------ Raw records
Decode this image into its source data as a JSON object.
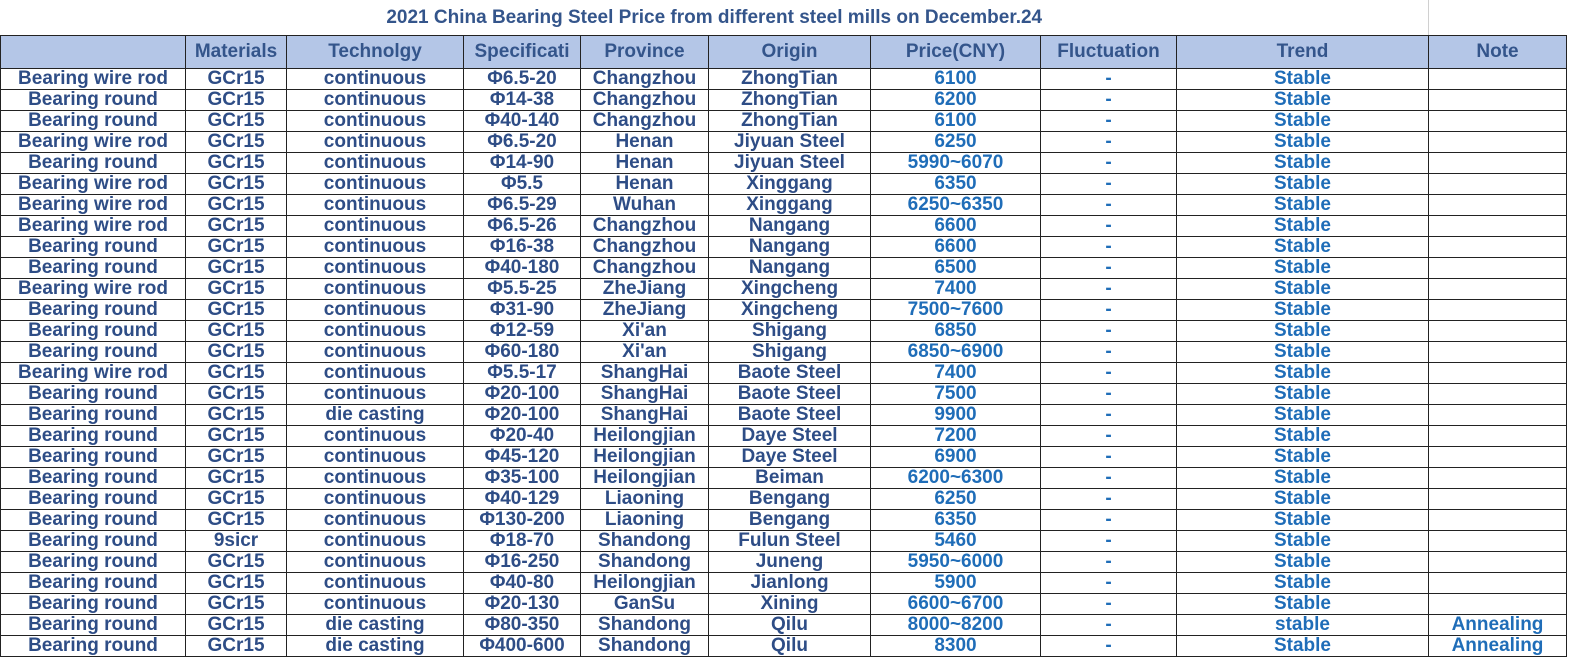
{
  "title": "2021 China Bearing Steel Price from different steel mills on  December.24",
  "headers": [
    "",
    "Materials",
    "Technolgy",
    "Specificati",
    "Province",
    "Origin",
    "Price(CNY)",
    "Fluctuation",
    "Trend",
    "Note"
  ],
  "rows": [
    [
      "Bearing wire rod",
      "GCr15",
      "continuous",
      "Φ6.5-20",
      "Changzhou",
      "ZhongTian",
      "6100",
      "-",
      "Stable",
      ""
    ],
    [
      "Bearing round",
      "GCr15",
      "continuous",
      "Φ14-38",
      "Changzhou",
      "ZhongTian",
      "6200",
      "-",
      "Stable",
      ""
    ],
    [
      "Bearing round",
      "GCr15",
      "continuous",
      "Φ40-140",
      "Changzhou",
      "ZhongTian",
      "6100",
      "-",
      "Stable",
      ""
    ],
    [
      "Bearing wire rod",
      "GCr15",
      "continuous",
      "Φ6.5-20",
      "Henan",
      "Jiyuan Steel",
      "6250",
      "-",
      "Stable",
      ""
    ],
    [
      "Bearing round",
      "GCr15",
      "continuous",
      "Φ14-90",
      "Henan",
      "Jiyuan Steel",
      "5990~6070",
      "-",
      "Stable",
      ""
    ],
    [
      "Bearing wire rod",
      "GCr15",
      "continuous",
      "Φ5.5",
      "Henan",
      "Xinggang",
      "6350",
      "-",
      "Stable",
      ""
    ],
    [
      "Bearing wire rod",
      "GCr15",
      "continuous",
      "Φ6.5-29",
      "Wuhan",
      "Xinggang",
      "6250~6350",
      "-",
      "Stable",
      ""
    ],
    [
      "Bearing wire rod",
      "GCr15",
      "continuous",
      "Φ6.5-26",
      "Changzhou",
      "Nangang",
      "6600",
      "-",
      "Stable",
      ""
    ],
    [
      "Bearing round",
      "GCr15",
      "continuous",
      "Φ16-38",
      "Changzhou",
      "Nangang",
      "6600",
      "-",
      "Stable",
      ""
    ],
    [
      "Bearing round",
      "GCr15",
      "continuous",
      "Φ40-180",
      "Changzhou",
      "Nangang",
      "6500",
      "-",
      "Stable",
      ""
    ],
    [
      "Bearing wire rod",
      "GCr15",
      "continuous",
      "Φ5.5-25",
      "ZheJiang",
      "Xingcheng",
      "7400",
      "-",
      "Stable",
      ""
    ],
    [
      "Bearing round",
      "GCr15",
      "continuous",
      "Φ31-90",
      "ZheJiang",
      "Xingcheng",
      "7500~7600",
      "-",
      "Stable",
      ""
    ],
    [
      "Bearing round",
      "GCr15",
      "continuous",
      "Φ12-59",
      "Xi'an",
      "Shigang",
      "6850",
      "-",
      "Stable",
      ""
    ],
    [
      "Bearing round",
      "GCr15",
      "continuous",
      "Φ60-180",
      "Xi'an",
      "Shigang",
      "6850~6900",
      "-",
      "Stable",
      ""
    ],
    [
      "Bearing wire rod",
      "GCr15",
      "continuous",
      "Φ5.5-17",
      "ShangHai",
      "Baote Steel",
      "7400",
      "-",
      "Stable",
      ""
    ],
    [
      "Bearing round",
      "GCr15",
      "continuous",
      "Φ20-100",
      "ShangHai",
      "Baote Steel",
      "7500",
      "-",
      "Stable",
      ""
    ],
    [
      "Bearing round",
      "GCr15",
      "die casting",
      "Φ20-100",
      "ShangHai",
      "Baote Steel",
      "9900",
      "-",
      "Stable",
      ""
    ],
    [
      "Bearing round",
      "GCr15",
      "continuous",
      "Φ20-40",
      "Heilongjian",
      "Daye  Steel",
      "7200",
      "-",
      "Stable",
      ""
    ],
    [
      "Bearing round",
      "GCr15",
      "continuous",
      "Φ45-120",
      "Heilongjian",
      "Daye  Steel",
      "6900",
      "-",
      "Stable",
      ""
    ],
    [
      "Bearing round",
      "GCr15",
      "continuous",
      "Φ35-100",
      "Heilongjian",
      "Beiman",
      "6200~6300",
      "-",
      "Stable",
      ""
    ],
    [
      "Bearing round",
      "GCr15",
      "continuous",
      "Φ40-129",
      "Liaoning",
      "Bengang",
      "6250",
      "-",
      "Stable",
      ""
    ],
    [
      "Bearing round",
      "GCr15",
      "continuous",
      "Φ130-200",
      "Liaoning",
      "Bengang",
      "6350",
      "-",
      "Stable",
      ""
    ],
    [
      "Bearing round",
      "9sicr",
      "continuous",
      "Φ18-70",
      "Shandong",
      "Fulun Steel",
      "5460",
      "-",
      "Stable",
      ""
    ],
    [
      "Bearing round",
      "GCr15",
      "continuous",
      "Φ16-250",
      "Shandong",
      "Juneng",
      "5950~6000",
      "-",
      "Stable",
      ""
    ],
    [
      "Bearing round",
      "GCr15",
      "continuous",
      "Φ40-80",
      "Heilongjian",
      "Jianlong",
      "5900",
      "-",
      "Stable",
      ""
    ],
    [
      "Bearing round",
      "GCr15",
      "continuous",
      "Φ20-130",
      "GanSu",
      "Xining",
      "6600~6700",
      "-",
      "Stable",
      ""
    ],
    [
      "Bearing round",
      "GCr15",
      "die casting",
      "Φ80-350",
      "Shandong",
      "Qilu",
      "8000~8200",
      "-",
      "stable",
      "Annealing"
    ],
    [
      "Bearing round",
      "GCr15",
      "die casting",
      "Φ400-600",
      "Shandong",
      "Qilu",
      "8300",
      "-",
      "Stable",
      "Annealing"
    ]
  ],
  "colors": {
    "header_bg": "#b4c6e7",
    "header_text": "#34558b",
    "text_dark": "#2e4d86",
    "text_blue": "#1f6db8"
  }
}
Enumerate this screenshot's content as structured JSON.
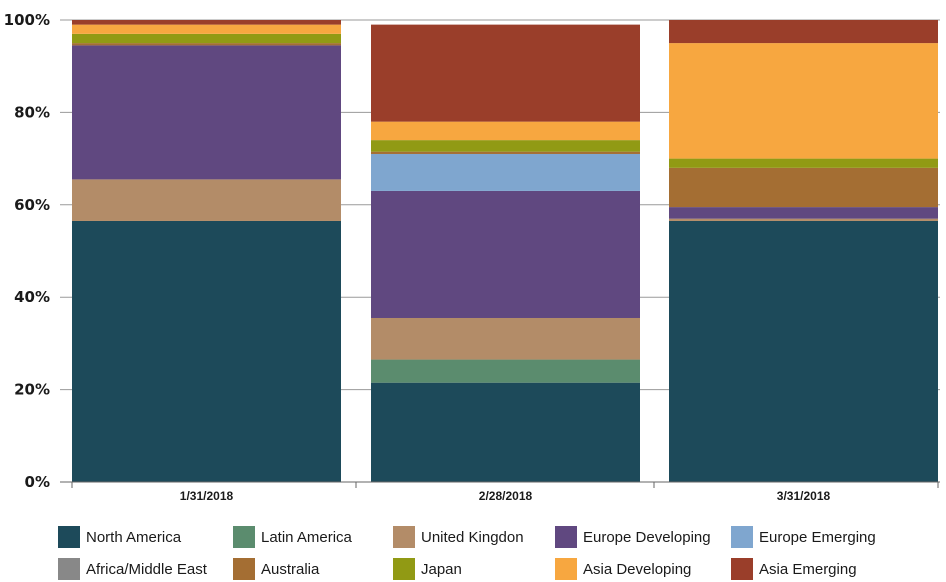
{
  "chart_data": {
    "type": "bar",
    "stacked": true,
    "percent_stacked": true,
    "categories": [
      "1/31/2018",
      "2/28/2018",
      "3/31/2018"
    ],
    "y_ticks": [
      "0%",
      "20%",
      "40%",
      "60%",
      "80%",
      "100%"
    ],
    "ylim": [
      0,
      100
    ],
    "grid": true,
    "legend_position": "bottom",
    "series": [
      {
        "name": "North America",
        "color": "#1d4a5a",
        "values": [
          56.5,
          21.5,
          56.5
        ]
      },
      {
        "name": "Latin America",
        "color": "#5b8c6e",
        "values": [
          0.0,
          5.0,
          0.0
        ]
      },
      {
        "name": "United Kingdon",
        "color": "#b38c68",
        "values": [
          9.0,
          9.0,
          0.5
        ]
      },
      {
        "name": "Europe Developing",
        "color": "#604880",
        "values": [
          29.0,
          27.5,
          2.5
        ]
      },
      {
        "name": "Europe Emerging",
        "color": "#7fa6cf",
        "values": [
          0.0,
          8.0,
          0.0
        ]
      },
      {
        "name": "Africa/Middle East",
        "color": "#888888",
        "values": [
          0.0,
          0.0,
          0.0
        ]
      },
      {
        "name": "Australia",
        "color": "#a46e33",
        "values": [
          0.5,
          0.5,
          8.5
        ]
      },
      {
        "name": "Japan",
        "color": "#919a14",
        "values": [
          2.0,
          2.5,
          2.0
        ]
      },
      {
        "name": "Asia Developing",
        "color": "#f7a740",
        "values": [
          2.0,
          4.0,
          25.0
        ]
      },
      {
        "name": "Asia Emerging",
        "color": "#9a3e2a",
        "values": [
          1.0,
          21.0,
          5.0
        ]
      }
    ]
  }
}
------------
-- What you will do --
Restate each entry word for word, please, but drop any images it holds.

-- Written solution --
Decode this image into its source data as a JSON object.
{
  "title": "2021 China Bearing Steel Price from different steel mills on  December.24",
  "headers": [
    "",
    "Materials",
    "Technolgy",
    "Specificati",
    "Province",
    "Origin",
    "Price(CNY)",
    "Fluctuation",
    "Trend",
    "Note"
  ],
  "rows": [
    [
      "Bearing wire rod",
      "GCr15",
      "continuous",
      "Φ6.5-20",
      "Changzhou",
      "ZhongTian",
      "6100",
      "-",
      "Stable",
      ""
    ],
    [
      "Bearing round",
      "GCr15",
      "continuous",
      "Φ14-38",
      "Changzhou",
      "ZhongTian",
      "6200",
      "-",
      "Stable",
      ""
    ],
    [
      "Bearing round",
      "GCr15",
      "continuous",
      "Φ40-140",
      "Changzhou",
      "ZhongTian",
      "6100",
      "-",
      "Stable",
      ""
    ],
    [
      "Bearing wire rod",
      "GCr15",
      "continuous",
      "Φ6.5-20",
      "Henan",
      "Jiyuan Steel",
      "6250",
      "-",
      "Stable",
      ""
    ],
    [
      "Bearing round",
      "GCr15",
      "continuous",
      "Φ14-90",
      "Henan",
      "Jiyuan Steel",
      "5990~6070",
      "-",
      "Stable",
      ""
    ],
    [
      "Bearing wire rod",
      "GCr15",
      "continuous",
      "Φ5.5",
      "Henan",
      "Xinggang",
      "6350",
      "-",
      "Stable",
      ""
    ],
    [
      "Bearing wire rod",
      "GCr15",
      "continuous",
      "Φ6.5-29",
      "Wuhan",
      "Xinggang",
      "6250~6350",
      "-",
      "Stable",
      ""
    ],
    [
      "Bearing wire rod",
      "GCr15",
      "continuous",
      "Φ6.5-26",
      "Changzhou",
      "Nangang",
      "6600",
      "-",
      "Stable",
      ""
    ],
    [
      "Bearing round",
      "GCr15",
      "continuous",
      "Φ16-38",
      "Changzhou",
      "Nangang",
      "6600",
      "-",
      "Stable",
      ""
    ],
    [
      "Bearing round",
      "GCr15",
      "continuous",
      "Φ40-180",
      "Changzhou",
      "Nangang",
      "6500",
      "-",
      "Stable",
      ""
    ],
    [
      "Bearing wire rod",
      "GCr15",
      "continuous",
      "Φ5.5-25",
      "ZheJiang",
      "Xingcheng",
      "7400",
      "-",
      "Stable",
      ""
    ],
    [
      "Bearing round",
      "GCr15",
      "continuous",
      "Φ31-90",
      "ZheJiang",
      "Xingcheng",
      "7500~7600",
      "-",
      "Stable",
      ""
    ],
    [
      "Bearing round",
      "GCr15",
      "continuous",
      "Φ12-59",
      "Xi'an",
      "Shigang",
      "6850",
      "-",
      "Stable",
      ""
    ],
    [
      "Bearing round",
      "GCr15",
      "continuous",
      "Φ60-180",
      "Xi'an",
      "Shigang",
      "6850~6900",
      "-",
      "Stable",
      ""
    ],
    [
      "Bearing wire rod",
      "GCr15",
      "continuous",
      "Φ5.5-17",
      "ShangHai",
      "Baote Steel",
      "7400",
      "-",
      "Stable",
      ""
    ],
    [
      "Bearing round",
      "GCr15",
      "continuous",
      "Φ20-100",
      "ShangHai",
      "Baote Steel",
      "7500",
      "-",
      "Stable",
      ""
    ],
    [
      "Bearing round",
      "GCr15",
      "die casting",
      "Φ20-100",
      "ShangHai",
      "Baote Steel",
      "9900",
      "-",
      "Stable",
      ""
    ],
    [
      "Bearing round",
      "GCr15",
      "continuous",
      "Φ20-40",
      "Heilongjian",
      "Daye  Steel",
      "7200",
      "-",
      "Stable",
      ""
    ],
    [
      "Bearing round",
      "GCr15",
      "continuous",
      "Φ45-120",
      "Heilongjian",
      "Daye  Steel",
      "6900",
      "-",
      "Stable",
      ""
    ],
    [
      "Bearing round",
      "GCr15",
      "continuous",
      "Φ35-100",
      "Heilongjian",
      "Beiman",
      "6200~6300",
      "-",
      "Stable",
      ""
    ],
    [
      "Bearing round",
      "GCr15",
      "continuous",
      "Φ40-129",
      "Liaoning",
      "Bengang",
      "6250",
      "-",
      "Stable",
      ""
    ],
    [
      "Bearing round",
      "GCr15",
      "continuous",
      "Φ130-200",
      "Liaoning",
      "Bengang",
      "6350",
      "-",
      "Stable",
      ""
    ],
    [
      "Bearing round",
      "9sicr",
      "continuous",
      "Φ18-70",
      "Shandong",
      "Fulun Steel",
      "5460",
      "-",
      "Stable",
      ""
    ],
    [
      "Bearing round",
      "GCr15",
      "continuous",
      "Φ16-250",
      "Shandong",
      "Juneng",
      "5950~6000",
      "-",
      "Stable",
      ""
    ],
    [
      "Bearing round",
      "GCr15",
      "continuous",
      "Φ40-80",
      "Heilongjian",
      "Jianlong",
      "5900",
      "-",
      "Stable",
      ""
    ],
    [
      "Bearing round",
      "GCr15",
      "continuous",
      "Φ20-130",
      "GanSu",
      "Xining",
      "6600~6700",
      "-",
      "Stable",
      ""
    ],
    [
      "Bearing round",
      "GCr15",
      "die casting",
      "Φ80-350",
      "Shandong",
      "Qilu",
      "8000~8200",
      "-",
      "stable",
      "Annealing"
    ],
    [
      "Bearing round",
      "GCr15",
      "die casting",
      "Φ400-600",
      "Shandong",
      "Qilu",
      "8300",
      "-",
      "Stable",
      "Annealing"
    ]
  ],
  "colors": {
    "header_bg": "#b4c6e7",
    "header_text": "#34558b",
    "text_dark": "#2e4d86",
    "text_blue": "#1f6db8"
  }
}
Enumerate this screenshot's content as structured JSON.
{
  "chart_data": {
    "type": "bar",
    "stacked": true,
    "percent_stacked": true,
    "categories": [
      "1/31/2018",
      "2/28/2018",
      "3/31/2018"
    ],
    "y_ticks": [
      "0%",
      "20%",
      "40%",
      "60%",
      "80%",
      "100%"
    ],
    "ylim": [
      0,
      100
    ],
    "grid": true,
    "legend_position": "bottom",
    "series": [
      {
        "name": "North America",
        "color": "#1d4a5a",
        "values": [
          56.5,
          21.5,
          56.5
        ]
      },
      {
        "name": "Latin America",
        "color": "#5b8c6e",
        "values": [
          0.0,
          5.0,
          0.0
        ]
      },
      {
        "name": "United Kingdon",
        "color": "#b38c68",
        "values": [
          9.0,
          9.0,
          0.5
        ]
      },
      {
        "name": "Europe Developing",
        "color": "#604880",
        "values": [
          29.0,
          27.5,
          2.5
        ]
      },
      {
        "name": "Europe Emerging",
        "color": "#7fa6cf",
        "values": [
          0.0,
          8.0,
          0.0
        ]
      },
      {
        "name": "Africa/Middle East",
        "color": "#888888",
        "values": [
          0.0,
          0.0,
          0.0
        ]
      },
      {
        "name": "Australia",
        "color": "#a46e33",
        "values": [
          0.5,
          0.5,
          8.5
        ]
      },
      {
        "name": "Japan",
        "color": "#919a14",
        "values": [
          2.0,
          2.5,
          2.0
        ]
      },
      {
        "name": "Asia Developing",
        "color": "#f7a740",
        "values": [
          2.0,
          4.0,
          25.0
        ]
      },
      {
        "name": "Asia Emerging",
        "color": "#9a3e2a",
        "values": [
          1.0,
          21.0,
          5.0
        ]
      }
    ]
  }
}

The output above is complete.